** Set task **
Collect each line of the entries that holds the string "icon".

** Records from a data source **
⁂

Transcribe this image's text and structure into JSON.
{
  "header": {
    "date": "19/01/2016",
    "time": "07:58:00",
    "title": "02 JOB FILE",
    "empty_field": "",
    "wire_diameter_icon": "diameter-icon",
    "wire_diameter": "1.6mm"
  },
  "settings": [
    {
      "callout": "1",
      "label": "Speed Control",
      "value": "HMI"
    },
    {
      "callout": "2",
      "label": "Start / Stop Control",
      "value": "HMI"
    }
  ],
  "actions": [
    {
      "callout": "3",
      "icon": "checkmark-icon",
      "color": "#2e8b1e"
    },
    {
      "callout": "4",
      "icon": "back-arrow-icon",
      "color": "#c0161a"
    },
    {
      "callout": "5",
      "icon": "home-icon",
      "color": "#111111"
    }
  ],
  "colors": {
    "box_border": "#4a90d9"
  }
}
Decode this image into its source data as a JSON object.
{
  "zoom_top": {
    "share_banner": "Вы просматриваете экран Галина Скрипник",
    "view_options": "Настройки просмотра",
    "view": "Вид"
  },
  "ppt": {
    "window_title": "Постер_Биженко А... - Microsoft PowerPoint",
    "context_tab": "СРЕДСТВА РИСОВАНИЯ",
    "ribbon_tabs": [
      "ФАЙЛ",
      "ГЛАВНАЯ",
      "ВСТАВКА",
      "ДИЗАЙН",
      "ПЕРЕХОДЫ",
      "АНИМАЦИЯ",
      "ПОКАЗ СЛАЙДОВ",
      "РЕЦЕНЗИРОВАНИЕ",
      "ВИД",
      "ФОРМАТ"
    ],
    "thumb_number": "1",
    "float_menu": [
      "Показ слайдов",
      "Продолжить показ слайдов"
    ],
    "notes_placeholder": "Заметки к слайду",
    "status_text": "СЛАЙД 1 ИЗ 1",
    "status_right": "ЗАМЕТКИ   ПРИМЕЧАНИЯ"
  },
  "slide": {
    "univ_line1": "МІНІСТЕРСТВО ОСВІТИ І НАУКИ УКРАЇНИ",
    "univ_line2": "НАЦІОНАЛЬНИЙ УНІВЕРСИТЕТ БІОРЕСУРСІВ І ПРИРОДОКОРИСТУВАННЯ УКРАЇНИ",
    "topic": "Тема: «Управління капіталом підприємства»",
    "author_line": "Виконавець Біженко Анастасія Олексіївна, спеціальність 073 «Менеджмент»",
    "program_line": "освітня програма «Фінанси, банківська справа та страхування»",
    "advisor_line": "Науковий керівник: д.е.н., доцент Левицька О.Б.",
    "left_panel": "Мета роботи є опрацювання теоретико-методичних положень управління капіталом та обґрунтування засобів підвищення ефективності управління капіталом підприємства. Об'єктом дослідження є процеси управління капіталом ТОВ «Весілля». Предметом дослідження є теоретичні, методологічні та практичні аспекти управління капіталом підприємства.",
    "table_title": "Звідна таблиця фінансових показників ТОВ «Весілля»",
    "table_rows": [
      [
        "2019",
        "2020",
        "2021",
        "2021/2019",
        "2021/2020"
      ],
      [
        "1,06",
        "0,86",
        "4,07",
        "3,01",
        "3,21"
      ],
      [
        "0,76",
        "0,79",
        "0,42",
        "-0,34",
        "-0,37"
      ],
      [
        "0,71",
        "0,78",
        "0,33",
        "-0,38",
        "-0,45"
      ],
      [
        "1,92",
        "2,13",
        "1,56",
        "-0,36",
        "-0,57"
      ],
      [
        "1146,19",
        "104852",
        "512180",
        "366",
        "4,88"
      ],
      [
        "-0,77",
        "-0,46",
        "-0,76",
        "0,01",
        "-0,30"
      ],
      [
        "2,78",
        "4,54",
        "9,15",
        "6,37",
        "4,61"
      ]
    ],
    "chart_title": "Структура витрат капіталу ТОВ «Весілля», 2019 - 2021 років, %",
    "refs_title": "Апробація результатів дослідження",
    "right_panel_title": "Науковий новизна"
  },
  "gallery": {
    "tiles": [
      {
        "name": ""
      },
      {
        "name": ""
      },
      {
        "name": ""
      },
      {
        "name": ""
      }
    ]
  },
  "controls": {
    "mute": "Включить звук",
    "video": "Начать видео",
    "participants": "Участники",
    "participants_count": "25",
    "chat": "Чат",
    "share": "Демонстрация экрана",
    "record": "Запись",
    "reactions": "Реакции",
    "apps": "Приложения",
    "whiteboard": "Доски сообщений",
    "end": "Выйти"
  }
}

⁂

** Solution to the exercise **
    "wire_diameter_icon": "diameter-icon",
      "icon": "checkmark-icon",
      "icon": "back-arrow-icon",
      "icon": "home-icon",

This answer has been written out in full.